Stated exercise
Copy out each line of the material in which the word "criterios" appears.

====================

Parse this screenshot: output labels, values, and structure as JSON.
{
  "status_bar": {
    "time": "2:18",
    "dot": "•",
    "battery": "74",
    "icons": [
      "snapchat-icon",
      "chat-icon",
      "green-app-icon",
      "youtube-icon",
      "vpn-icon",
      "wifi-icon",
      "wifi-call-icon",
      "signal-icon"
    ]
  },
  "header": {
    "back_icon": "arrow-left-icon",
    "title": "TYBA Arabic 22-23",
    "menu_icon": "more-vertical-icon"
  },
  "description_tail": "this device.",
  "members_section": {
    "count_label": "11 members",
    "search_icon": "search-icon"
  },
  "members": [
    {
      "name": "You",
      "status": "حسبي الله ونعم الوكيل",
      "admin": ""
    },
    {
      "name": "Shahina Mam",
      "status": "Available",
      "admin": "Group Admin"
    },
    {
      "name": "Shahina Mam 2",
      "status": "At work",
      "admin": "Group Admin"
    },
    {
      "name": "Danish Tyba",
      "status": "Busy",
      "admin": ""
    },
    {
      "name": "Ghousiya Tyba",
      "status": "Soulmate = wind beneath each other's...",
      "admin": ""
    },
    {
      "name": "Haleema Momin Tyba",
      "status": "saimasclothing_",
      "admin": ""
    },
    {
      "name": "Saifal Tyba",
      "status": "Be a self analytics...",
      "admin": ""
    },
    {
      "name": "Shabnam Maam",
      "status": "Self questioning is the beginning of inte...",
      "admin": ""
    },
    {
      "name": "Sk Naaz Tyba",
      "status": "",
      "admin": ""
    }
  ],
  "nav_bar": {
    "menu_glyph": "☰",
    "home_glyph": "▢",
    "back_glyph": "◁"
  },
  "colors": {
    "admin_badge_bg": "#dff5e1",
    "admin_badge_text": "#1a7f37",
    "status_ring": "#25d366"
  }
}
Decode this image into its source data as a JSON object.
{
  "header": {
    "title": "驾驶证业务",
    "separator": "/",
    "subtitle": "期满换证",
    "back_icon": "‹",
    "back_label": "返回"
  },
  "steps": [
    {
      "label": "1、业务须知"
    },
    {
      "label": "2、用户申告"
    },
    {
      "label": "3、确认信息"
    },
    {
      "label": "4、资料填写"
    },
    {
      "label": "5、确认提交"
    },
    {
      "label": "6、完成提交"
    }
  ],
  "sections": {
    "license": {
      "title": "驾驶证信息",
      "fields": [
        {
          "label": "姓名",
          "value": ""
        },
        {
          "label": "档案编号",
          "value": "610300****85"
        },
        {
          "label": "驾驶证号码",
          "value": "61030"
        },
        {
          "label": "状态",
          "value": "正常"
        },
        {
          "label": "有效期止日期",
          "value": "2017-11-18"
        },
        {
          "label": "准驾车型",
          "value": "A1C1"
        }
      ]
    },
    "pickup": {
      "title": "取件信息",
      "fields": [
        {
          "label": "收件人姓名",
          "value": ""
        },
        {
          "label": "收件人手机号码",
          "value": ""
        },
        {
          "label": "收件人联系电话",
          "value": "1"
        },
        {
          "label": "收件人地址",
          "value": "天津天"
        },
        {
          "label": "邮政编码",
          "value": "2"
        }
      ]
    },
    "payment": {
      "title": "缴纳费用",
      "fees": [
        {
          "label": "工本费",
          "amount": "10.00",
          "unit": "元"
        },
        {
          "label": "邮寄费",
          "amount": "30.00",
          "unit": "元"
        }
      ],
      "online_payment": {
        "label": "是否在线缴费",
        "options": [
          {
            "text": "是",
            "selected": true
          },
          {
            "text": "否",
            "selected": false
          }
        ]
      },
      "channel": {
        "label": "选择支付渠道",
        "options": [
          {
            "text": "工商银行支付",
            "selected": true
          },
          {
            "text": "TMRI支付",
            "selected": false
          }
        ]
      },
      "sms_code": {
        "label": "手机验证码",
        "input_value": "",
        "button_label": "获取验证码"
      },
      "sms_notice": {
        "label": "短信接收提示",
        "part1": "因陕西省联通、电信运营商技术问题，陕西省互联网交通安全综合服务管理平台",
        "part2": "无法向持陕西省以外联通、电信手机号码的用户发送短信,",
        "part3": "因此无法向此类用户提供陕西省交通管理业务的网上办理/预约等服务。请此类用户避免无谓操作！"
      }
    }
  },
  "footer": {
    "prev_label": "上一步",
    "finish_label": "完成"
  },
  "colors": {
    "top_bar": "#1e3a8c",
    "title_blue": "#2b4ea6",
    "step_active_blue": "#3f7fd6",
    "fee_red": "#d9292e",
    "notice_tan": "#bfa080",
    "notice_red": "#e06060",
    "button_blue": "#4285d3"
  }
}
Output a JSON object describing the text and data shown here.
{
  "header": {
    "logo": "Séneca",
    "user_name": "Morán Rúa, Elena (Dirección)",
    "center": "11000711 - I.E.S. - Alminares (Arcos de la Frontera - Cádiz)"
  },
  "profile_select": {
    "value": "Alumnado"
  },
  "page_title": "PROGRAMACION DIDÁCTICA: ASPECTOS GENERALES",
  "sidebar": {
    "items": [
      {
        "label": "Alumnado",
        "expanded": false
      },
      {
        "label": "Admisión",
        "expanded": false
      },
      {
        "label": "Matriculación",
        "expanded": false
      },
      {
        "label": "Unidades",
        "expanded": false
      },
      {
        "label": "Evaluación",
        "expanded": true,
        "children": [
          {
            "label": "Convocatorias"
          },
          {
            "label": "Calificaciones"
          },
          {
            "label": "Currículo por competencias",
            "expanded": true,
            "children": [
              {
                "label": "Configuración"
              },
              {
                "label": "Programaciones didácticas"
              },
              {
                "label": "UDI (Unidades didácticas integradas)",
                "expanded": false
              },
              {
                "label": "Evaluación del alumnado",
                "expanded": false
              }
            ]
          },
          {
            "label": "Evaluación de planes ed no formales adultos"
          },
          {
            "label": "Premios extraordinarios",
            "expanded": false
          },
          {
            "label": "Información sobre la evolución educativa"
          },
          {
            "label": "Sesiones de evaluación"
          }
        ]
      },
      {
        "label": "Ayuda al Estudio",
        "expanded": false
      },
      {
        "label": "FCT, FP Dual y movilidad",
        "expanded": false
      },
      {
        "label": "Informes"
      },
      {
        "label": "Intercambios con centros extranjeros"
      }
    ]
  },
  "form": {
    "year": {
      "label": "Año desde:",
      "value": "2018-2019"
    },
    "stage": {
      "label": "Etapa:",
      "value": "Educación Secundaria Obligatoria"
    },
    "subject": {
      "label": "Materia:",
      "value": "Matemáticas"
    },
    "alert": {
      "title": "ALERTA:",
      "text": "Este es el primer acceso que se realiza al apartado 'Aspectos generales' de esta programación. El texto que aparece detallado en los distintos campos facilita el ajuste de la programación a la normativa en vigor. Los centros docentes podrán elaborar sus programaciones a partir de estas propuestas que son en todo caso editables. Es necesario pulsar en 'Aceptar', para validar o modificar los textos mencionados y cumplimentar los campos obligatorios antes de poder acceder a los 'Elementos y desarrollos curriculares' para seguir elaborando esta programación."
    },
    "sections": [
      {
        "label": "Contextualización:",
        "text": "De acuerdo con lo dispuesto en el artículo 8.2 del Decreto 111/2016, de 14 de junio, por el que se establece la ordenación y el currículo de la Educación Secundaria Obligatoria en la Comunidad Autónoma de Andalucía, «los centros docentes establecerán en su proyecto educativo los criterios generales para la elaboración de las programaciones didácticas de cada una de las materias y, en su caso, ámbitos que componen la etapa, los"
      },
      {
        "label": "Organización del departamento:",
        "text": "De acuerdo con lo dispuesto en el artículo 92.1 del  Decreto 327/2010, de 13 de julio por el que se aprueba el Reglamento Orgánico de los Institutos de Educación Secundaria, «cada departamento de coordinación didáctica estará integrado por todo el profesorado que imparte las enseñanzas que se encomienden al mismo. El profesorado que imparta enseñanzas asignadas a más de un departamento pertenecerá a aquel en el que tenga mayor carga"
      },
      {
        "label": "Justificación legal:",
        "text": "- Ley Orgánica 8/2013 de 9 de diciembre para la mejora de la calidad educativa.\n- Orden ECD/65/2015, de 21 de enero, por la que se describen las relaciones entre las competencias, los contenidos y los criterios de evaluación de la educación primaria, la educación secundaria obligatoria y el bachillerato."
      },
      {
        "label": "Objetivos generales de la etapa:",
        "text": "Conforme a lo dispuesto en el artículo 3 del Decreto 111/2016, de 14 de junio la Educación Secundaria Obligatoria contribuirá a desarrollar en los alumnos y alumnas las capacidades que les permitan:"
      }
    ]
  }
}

====================

Solution to the problem
        "text": "De acuerdo con lo dispuesto en el artículo 8.2 del Decreto 111/2016, de 14 de junio, por el que se establece la ordenación y el currículo de la Educación Secundaria Obligatoria en la Comunidad Autónoma de Andalucía, «los centros docentes establecerán en su proyecto educativo los criterios generales para la elaboración de las programaciones didácticas de cada una de las materias y, en su caso, ámbitos que componen la etapa, los"
        "text": "- Ley Orgánica 8/2013 de 9 de diciembre para la mejora de la calidad educativa.\n- Orden ECD/65/2015, de 21 de enero, por la que se describen las relaciones entre las competencias, los contenidos y los criterios de evaluación de la educación primaria, la educación secundaria obligatoria y el bachillerato."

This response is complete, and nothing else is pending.